Dataset entries
· · · · · · ·

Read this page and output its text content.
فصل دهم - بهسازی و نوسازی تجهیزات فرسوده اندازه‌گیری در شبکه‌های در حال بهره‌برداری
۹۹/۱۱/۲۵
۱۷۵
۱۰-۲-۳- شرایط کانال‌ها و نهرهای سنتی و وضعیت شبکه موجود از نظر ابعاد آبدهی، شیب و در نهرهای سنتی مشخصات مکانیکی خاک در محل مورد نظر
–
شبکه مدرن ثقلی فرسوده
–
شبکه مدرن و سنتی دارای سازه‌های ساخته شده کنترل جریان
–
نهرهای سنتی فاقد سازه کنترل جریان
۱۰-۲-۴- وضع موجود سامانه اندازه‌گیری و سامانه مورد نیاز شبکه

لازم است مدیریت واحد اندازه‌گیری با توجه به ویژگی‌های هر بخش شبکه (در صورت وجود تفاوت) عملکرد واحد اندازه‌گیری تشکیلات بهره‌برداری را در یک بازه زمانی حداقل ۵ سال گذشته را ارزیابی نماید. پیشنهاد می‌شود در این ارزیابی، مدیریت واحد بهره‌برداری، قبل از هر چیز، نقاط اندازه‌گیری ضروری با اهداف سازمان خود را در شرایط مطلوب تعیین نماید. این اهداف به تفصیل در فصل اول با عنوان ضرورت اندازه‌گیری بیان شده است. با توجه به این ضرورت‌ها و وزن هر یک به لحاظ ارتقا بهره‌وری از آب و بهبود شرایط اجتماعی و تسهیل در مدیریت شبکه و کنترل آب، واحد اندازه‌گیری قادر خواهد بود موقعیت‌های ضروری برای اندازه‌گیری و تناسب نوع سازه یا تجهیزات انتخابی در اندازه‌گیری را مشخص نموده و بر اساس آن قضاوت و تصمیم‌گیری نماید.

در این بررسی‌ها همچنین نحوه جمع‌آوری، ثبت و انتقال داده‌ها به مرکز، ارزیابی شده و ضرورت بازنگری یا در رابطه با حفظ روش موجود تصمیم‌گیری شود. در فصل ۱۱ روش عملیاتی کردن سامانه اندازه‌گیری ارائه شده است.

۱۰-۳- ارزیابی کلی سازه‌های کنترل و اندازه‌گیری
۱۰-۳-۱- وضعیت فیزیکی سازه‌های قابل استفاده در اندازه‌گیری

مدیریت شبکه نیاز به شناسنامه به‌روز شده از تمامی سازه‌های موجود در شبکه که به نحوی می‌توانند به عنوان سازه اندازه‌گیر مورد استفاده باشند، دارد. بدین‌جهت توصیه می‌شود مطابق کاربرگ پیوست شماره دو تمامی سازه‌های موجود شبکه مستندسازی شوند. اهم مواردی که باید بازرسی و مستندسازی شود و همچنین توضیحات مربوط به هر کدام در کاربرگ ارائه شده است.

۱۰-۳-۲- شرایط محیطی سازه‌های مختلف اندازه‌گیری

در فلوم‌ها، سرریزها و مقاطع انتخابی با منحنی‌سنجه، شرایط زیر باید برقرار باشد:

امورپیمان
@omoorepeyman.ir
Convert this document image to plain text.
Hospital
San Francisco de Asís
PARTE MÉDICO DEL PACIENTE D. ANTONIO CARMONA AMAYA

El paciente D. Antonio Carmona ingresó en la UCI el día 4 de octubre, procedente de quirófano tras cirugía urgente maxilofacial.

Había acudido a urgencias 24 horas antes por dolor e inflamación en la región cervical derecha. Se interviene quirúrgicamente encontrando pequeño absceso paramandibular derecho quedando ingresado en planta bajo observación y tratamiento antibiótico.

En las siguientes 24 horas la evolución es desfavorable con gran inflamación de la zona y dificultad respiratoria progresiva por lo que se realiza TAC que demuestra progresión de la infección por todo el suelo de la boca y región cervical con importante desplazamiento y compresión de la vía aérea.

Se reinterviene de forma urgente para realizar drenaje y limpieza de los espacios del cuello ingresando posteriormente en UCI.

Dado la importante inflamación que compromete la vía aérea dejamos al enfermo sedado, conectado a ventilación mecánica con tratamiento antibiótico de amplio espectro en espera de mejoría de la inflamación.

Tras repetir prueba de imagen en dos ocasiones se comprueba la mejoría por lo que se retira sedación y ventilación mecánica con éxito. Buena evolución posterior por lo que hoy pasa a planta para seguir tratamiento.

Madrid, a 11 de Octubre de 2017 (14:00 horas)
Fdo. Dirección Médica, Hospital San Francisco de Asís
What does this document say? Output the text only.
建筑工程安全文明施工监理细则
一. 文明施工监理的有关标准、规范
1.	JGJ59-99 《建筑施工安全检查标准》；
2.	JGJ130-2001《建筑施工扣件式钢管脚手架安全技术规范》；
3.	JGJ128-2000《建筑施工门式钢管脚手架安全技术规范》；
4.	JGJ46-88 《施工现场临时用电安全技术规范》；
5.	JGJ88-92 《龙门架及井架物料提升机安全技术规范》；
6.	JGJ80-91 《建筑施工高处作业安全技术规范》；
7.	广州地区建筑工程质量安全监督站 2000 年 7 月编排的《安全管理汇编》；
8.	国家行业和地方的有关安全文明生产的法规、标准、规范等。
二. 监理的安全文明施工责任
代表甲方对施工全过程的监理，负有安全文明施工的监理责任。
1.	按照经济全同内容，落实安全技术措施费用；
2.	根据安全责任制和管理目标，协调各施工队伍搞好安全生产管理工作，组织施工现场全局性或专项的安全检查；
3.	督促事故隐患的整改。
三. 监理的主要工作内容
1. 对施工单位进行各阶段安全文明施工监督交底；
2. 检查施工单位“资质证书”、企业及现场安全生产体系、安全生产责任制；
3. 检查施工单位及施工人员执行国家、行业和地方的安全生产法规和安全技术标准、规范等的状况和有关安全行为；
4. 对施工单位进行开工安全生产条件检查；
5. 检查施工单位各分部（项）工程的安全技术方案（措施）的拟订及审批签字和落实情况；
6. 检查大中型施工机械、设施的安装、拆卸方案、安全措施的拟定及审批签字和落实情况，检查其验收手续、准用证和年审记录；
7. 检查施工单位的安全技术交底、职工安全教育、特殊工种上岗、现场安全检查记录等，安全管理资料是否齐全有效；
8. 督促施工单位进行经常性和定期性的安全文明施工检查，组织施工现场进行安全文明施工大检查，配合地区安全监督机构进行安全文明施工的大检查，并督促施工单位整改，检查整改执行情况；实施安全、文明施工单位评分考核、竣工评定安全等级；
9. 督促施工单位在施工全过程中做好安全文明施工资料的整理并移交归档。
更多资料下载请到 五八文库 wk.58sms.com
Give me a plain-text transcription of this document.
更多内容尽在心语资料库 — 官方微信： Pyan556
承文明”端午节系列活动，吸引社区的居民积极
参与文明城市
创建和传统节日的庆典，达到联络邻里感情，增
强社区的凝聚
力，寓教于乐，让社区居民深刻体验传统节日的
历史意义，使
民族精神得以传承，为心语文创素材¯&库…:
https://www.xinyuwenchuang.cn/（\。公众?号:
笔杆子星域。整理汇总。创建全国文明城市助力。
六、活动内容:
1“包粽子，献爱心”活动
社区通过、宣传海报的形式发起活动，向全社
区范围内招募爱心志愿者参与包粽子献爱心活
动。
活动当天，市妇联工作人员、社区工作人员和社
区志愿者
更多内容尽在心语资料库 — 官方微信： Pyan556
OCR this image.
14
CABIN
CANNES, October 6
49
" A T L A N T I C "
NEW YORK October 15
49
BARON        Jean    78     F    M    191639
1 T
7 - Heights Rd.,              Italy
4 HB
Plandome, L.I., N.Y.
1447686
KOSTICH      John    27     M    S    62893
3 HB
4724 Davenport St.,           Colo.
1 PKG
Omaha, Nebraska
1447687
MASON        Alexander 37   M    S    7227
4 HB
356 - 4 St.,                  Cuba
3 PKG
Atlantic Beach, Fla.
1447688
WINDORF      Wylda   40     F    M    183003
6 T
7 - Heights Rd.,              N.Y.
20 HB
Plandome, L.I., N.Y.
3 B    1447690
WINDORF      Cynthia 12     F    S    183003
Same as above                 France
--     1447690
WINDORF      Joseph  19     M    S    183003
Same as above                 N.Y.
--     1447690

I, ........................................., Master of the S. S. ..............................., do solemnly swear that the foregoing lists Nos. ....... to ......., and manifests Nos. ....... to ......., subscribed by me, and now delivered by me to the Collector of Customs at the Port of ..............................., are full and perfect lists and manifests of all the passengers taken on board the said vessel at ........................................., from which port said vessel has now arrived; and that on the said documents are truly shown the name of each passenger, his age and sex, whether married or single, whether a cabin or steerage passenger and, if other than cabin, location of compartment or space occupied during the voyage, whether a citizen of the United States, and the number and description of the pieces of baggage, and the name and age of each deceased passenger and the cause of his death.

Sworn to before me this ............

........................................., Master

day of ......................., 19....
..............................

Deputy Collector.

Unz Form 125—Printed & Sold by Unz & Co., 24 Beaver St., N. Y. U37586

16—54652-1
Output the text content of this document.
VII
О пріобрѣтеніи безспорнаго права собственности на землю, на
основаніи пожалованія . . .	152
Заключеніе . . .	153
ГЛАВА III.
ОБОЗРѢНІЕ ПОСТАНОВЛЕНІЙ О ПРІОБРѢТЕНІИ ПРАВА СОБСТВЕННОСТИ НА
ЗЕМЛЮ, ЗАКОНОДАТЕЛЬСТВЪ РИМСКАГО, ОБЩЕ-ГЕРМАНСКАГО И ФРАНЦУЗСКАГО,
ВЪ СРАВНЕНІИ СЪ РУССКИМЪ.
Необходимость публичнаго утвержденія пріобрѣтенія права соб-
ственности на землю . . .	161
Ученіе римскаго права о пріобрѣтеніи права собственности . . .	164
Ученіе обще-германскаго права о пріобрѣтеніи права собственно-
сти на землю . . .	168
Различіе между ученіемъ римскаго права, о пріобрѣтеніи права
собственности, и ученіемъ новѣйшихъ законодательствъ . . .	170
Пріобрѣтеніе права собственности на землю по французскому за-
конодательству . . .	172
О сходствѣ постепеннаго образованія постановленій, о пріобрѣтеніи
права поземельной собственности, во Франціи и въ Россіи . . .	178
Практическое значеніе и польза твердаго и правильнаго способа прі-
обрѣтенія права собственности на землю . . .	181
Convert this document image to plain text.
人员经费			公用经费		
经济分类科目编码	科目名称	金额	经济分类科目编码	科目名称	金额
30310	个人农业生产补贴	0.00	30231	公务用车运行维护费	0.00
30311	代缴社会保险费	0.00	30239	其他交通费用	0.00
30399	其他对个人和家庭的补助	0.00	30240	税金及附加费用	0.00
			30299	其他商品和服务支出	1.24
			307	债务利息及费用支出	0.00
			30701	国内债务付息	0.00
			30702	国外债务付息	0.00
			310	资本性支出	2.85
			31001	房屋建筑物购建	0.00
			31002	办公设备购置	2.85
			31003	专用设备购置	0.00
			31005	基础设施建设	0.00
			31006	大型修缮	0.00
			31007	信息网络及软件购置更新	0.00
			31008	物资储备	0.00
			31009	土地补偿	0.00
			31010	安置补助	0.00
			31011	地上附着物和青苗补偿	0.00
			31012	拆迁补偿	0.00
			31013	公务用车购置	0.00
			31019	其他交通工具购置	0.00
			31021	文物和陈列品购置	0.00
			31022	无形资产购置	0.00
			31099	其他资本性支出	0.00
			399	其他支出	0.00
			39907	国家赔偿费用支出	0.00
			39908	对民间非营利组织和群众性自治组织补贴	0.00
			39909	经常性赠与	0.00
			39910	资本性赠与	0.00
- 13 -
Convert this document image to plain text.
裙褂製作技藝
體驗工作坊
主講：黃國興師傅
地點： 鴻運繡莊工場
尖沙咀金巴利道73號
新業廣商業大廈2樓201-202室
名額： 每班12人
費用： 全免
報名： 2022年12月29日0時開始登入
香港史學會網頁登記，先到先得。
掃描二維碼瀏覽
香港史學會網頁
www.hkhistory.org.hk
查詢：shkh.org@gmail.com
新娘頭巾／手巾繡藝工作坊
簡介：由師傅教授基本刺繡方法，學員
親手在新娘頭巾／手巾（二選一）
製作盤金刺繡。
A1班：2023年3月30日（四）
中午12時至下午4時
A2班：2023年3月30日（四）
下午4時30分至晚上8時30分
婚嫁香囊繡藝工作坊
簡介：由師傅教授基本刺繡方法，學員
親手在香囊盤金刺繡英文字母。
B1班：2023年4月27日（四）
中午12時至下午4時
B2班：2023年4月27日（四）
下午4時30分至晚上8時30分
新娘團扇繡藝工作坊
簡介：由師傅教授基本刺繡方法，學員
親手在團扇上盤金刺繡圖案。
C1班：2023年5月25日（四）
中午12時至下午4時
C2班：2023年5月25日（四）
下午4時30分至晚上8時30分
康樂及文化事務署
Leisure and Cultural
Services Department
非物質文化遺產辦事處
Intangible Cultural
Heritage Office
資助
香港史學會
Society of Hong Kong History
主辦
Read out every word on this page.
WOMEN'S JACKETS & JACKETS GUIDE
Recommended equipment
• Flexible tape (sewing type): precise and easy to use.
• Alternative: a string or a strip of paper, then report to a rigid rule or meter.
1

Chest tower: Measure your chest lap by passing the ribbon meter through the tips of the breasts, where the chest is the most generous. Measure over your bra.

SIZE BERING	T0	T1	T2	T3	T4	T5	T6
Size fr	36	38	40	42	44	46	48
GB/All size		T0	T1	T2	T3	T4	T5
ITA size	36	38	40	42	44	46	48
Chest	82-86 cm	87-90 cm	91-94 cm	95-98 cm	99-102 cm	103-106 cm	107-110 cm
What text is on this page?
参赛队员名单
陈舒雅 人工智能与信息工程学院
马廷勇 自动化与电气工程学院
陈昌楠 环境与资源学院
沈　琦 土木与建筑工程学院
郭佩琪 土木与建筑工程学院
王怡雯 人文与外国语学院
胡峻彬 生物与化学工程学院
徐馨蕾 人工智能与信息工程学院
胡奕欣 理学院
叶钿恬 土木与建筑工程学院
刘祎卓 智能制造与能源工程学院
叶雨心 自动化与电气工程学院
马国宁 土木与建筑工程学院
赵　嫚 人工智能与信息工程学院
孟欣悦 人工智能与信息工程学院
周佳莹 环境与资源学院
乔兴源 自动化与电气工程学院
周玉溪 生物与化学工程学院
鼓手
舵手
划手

· · · · · · ·

Out of the records, collect only those lines that contain the string "mejoría".

Dado la importante inflamación que compromete la vía aérea dejamos al enfermo sedado, conectado a ventilación mecánica con tratamiento antibiótico de amplio espectro en espera de mejoría de la inflamación.
Tras repetir prueba de imagen en dos ocasiones se comprueba la mejoría por lo que se retira sedación y ventilación mecánica con éxito. Buena evolución posterior por lo que hoy pasa a planta para seguir tratamiento.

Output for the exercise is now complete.